Extracts from a graphics dataset
....................

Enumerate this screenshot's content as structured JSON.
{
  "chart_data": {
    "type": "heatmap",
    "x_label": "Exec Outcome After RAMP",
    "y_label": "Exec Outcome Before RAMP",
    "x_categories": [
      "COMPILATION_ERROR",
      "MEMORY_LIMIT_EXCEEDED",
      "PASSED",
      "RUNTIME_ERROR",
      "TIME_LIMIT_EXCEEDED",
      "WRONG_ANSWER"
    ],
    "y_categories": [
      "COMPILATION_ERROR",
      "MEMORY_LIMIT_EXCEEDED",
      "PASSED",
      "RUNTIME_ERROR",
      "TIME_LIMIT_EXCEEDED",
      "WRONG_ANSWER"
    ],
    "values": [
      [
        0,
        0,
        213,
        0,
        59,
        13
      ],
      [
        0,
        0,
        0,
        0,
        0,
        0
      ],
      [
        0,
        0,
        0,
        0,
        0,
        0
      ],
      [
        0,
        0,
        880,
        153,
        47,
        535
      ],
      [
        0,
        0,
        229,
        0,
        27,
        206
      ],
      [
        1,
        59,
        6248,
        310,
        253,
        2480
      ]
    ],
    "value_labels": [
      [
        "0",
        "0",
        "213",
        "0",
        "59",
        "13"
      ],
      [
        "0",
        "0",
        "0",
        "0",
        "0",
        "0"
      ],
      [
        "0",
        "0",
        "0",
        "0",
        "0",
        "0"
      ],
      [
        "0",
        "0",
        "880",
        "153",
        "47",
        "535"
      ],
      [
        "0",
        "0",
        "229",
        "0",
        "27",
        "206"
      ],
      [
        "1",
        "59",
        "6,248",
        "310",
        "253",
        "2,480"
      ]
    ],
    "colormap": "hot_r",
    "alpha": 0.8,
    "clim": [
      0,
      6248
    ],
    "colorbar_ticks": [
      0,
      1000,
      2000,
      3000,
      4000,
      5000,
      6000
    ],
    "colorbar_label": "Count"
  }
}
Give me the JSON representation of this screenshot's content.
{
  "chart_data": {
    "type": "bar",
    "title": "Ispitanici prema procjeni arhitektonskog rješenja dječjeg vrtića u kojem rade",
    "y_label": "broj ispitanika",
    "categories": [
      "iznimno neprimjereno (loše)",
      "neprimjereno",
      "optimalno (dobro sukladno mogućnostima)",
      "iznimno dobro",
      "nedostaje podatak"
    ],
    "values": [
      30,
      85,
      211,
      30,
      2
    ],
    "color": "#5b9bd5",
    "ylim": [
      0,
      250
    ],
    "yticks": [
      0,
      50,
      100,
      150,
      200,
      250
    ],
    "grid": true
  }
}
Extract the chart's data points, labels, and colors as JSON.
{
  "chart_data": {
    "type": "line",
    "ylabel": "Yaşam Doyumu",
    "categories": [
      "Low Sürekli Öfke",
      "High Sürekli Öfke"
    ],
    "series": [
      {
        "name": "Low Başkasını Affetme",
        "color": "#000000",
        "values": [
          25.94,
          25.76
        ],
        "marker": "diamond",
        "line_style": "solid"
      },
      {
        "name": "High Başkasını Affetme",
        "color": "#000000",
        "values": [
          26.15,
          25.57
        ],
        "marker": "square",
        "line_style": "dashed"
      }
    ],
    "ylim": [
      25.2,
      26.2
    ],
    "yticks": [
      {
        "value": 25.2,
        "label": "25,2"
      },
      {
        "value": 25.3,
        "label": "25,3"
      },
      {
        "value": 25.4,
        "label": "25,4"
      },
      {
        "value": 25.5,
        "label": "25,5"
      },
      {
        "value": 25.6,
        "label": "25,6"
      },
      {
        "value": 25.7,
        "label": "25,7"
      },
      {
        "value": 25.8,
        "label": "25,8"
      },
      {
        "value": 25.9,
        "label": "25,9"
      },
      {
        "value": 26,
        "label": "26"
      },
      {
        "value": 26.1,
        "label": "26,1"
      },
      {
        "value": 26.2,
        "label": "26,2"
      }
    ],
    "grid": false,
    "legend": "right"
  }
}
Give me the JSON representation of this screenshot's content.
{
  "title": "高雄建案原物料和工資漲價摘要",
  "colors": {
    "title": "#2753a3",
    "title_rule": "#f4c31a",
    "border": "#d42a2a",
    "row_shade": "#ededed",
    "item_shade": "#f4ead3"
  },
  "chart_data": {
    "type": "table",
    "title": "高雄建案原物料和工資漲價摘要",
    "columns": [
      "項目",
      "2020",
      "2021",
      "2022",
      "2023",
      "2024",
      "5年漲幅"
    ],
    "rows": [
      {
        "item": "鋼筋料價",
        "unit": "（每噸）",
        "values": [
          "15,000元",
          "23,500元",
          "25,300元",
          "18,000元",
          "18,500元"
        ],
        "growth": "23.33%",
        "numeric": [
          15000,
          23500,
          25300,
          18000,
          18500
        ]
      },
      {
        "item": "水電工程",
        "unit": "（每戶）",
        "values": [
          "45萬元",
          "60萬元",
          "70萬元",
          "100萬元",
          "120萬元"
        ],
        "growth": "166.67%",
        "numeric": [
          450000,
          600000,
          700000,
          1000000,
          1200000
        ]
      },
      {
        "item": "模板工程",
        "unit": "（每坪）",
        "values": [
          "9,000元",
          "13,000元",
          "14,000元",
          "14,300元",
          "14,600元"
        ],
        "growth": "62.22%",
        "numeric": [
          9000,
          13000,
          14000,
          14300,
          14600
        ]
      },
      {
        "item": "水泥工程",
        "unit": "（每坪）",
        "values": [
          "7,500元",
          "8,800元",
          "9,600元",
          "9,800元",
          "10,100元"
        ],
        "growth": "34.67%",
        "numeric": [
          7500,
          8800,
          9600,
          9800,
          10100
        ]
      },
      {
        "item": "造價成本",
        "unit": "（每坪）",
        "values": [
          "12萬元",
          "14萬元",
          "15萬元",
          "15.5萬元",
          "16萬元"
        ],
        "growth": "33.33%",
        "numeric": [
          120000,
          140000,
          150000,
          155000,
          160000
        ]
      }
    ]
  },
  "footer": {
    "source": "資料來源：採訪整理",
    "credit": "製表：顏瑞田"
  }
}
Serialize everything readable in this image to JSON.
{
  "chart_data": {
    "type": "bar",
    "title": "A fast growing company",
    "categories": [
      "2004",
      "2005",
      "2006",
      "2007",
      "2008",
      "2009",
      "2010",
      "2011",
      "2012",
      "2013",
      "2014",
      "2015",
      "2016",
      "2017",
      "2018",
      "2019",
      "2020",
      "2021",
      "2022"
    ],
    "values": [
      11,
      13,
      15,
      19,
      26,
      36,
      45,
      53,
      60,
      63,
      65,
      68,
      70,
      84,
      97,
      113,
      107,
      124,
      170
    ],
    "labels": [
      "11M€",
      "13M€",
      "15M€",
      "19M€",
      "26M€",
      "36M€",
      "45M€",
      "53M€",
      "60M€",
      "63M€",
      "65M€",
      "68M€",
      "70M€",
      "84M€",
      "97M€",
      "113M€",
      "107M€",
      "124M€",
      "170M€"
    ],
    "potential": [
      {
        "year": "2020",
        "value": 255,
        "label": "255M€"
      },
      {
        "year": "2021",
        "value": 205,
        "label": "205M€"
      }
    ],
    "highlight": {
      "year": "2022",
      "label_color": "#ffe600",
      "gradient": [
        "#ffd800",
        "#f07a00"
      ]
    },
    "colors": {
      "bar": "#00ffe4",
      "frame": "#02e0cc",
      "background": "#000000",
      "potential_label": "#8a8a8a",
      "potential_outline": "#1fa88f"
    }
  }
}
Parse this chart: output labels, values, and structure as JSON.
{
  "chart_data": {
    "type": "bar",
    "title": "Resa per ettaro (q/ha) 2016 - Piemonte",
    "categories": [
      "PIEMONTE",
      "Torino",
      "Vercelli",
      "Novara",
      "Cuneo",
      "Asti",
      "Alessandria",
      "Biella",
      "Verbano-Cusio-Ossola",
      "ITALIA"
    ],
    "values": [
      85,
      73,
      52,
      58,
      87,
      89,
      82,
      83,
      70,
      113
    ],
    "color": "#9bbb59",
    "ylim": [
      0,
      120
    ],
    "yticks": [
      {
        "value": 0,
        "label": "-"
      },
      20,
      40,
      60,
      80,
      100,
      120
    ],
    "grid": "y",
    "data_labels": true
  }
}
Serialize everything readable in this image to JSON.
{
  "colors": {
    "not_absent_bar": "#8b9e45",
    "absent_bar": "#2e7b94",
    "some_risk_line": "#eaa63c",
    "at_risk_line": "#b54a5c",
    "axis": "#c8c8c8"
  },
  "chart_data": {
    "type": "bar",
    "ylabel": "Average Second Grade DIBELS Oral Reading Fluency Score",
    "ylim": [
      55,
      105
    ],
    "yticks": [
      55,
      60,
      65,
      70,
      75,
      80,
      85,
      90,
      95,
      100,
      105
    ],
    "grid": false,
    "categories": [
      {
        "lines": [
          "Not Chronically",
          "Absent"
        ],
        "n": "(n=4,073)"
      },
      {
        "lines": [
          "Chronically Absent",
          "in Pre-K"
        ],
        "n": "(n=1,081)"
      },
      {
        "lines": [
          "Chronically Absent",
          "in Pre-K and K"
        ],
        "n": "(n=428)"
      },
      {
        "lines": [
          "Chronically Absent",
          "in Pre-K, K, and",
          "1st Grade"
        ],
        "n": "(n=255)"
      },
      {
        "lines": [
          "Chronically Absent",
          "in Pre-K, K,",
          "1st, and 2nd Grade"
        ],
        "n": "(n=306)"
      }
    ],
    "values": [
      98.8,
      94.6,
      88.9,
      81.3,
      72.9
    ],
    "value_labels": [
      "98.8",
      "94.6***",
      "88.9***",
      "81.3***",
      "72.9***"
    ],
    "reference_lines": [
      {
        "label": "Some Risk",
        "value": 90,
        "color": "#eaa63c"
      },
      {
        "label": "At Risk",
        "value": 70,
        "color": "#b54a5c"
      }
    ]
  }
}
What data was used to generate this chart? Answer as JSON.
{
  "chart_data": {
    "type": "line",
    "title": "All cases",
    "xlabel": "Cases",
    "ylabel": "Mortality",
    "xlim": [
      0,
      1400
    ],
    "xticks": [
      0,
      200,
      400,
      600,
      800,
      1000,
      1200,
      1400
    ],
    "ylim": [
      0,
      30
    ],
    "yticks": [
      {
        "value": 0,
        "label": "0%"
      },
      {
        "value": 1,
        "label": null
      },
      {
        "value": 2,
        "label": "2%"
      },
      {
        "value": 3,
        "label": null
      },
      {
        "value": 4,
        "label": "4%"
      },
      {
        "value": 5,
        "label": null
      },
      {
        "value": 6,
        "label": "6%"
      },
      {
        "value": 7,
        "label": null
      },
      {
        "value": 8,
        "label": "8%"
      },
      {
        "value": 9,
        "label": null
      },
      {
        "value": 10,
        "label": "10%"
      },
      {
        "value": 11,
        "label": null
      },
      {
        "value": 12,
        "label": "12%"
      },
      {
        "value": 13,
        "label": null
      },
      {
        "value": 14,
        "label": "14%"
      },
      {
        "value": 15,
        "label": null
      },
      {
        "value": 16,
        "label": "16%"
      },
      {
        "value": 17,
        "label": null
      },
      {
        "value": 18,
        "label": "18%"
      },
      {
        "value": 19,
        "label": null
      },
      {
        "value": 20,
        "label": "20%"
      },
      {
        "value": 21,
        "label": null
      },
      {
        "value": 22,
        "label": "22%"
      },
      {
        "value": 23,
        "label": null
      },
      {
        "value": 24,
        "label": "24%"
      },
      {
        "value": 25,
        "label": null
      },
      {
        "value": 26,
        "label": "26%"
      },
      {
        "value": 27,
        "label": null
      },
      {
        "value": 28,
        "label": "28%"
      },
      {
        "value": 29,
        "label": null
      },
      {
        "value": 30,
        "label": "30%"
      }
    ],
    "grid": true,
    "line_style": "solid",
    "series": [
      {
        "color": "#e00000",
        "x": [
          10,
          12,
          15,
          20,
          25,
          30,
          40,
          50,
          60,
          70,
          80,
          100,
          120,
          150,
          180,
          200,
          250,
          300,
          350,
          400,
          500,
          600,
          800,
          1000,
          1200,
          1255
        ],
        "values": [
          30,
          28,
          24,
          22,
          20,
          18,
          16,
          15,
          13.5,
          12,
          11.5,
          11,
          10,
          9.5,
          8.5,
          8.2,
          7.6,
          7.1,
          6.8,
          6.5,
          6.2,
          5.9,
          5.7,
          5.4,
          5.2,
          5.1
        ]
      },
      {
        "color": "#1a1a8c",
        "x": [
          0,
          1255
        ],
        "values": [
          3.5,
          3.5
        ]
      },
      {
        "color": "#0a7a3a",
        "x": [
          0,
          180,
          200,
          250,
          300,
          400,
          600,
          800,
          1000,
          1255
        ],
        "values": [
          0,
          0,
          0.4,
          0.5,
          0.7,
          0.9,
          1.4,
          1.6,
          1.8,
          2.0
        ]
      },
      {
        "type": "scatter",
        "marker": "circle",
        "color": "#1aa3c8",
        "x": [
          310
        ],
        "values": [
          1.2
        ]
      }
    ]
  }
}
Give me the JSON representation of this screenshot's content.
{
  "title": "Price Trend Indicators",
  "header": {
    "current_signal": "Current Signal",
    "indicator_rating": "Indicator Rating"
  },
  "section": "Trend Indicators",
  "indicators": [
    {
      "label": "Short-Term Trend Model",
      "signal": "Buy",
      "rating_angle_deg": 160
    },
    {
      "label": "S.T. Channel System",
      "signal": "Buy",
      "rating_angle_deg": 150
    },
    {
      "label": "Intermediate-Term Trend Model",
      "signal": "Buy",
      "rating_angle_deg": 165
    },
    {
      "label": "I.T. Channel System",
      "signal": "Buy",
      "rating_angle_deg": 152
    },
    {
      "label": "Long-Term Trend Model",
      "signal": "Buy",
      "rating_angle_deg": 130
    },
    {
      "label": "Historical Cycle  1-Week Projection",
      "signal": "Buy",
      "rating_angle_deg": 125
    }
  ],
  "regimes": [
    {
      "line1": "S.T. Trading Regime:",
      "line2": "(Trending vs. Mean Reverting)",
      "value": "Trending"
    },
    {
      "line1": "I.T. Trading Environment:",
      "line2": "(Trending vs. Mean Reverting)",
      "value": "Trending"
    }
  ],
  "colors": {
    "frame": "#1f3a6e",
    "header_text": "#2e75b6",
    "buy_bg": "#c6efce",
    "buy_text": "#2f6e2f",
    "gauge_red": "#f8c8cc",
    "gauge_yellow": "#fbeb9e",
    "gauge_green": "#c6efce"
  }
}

....................

_Objective:_ Each line containing the word "Term" counts once; say how many such lines there are, giving only the number.

_Written solution:_ 3